▶ Exercise prompt: Present the following entries again, word for word and in full.

Items from a figure collection:
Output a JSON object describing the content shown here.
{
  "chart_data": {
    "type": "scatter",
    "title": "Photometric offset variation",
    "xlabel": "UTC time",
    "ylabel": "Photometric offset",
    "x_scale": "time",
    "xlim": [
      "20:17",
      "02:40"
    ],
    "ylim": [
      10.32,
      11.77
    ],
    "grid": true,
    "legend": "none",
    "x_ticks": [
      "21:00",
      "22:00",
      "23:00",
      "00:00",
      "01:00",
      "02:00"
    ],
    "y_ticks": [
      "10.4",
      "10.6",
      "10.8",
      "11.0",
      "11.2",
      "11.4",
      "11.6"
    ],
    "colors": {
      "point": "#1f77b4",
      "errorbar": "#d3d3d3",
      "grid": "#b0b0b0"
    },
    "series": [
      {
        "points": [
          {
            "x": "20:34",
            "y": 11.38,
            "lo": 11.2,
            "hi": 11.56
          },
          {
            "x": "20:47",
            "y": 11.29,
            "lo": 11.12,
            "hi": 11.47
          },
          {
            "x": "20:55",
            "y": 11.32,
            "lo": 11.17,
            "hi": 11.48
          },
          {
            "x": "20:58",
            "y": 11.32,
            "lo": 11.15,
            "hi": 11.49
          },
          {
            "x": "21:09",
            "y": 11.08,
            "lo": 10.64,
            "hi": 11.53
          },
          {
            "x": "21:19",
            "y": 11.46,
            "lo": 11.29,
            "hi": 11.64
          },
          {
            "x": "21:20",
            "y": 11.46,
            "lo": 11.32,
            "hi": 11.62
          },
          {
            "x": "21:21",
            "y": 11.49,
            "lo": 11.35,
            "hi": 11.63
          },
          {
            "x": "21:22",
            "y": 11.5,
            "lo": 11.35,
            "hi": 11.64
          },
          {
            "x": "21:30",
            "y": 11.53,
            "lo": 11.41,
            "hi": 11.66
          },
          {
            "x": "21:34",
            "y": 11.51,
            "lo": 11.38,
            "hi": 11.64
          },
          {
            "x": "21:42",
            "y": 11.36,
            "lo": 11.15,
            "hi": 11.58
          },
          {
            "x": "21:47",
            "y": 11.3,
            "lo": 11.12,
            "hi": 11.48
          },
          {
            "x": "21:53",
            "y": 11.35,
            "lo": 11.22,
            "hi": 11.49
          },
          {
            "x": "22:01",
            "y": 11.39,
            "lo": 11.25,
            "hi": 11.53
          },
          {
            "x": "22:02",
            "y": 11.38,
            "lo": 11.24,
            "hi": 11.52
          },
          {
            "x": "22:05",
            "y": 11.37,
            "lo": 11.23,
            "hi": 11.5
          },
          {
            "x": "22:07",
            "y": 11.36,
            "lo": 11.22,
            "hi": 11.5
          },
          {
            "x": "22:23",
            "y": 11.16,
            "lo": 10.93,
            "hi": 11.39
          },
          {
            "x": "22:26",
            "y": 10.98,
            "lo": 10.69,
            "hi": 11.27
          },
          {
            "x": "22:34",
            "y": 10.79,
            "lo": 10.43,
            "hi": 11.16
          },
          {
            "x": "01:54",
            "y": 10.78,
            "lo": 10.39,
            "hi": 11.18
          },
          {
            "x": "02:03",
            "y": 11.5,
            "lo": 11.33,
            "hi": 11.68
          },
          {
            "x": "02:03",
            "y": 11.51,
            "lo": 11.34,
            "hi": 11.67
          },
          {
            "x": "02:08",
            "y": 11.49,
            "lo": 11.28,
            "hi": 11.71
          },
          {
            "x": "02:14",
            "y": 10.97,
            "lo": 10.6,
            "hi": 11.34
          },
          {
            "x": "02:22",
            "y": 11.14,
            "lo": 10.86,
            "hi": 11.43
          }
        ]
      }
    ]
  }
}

▶ Written solution:
Output a JSON object describing the content shown here.
{
  "chart_data": {
    "type": "scatter",
    "title": "Photometric offset variation",
    "xlabel": "UTC time",
    "ylabel": "Photometric offset",
    "x_scale": "time",
    "xlim": [
      "20:17",
      "02:40"
    ],
    "ylim": [
      10.32,
      11.77
    ],
    "grid": true,
    "legend": "none",
    "x_ticks": [
      "21:00",
      "22:00",
      "23:00",
      "00:00",
      "01:00",
      "02:00"
    ],
    "y_ticks": [
      "10.4",
      "10.6",
      "10.8",
      "11.0",
      "11.2",
      "11.4",
      "11.6"
    ],
    "colors": {
      "point": "#1f77b4",
      "errorbar": "#d3d3d3",
      "grid": "#b0b0b0"
    },
    "series": [
      {
        "points": [
          {
            "x": "20:34",
            "y": 11.38,
            "lo": 11.2,
            "hi": 11.56
          },
          {
            "x": "20:47",
            "y": 11.29,
            "lo": 11.12,
            "hi": 11.47
          },
          {
            "x": "20:55",
            "y": 11.32,
            "lo": 11.17,
            "hi": 11.48
          },
          {
            "x": "20:58",
            "y": 11.32,
            "lo": 11.15,
            "hi": 11.49
          },
          {
            "x": "21:09",
            "y": 11.08,
            "lo": 10.64,
            "hi": 11.53
          },
          {
            "x": "21:19",
            "y": 11.46,
            "lo": 11.29,
            "hi": 11.64
          },
          {
            "x": "21:20",
            "y": 11.46,
            "lo": 11.32,
            "hi": 11.62
          },
          {
            "x": "21:21",
            "y": 11.49,
            "lo": 11.35,
            "hi": 11.63
          },
          {
            "x": "21:22",
            "y": 11.5,
            "lo": 11.35,
            "hi": 11.64
          },
          {
            "x": "21:30",
            "y": 11.53,
            "lo": 11.41,
            "hi": 11.66
          },
          {
            "x": "21:34",
            "y": 11.51,
            "lo": 11.38,
            "hi": 11.64
          },
          {
            "x": "21:42",
            "y": 11.36,
            "lo": 11.15,
            "hi": 11.58
          },
          {
            "x": "21:47",
            "y": 11.3,
            "lo": 11.12,
            "hi": 11.48
          },
          {
            "x": "21:53",
            "y": 11.35,
            "lo": 11.22,
            "hi": 11.49
          },
          {
            "x": "22:01",
            "y": 11.39,
            "lo": 11.25,
            "hi": 11.53
          },
          {
            "x": "22:02",
            "y": 11.38,
            "lo": 11.24,
            "hi": 11.52
          },
          {
            "x": "22:05",
            "y": 11.37,
            "lo": 11.23,
            "hi": 11.5
          },
          {
            "x": "22:07",
            "y": 11.36,
            "lo": 11.22,
            "hi": 11.5
          },
          {
            "x": "22:23",
            "y": 11.16,
            "lo": 10.93,
            "hi": 11.39
          },
          {
            "x": "22:26",
            "y": 10.98,
            "lo": 10.69,
            "hi": 11.27
          },
          {
            "x": "22:34",
            "y": 10.79,
            "lo": 10.43,
            "hi": 11.16
          },
          {
            "x": "01:54",
            "y": 10.78,
            "lo": 10.39,
            "hi": 11.18
          },
          {
            "x": "02:03",
            "y": 11.5,
            "lo": 11.33,
            "hi": 11.68
          },
          {
            "x": "02:03",
            "y": 11.51,
            "lo": 11.34,
            "hi": 11.67
          },
          {
            "x": "02:08",
            "y": 11.49,
            "lo": 11.28,
            "hi": 11.71
          },
          {
            "x": "02:14",
            "y": 10.97,
            "lo": 10.6,
            "hi": 11.34
          },
          {
            "x": "02:22",
            "y": 11.14,
            "lo": 10.86,
            "hi": 11.43
          }
        ]
      }
    ]
  }
}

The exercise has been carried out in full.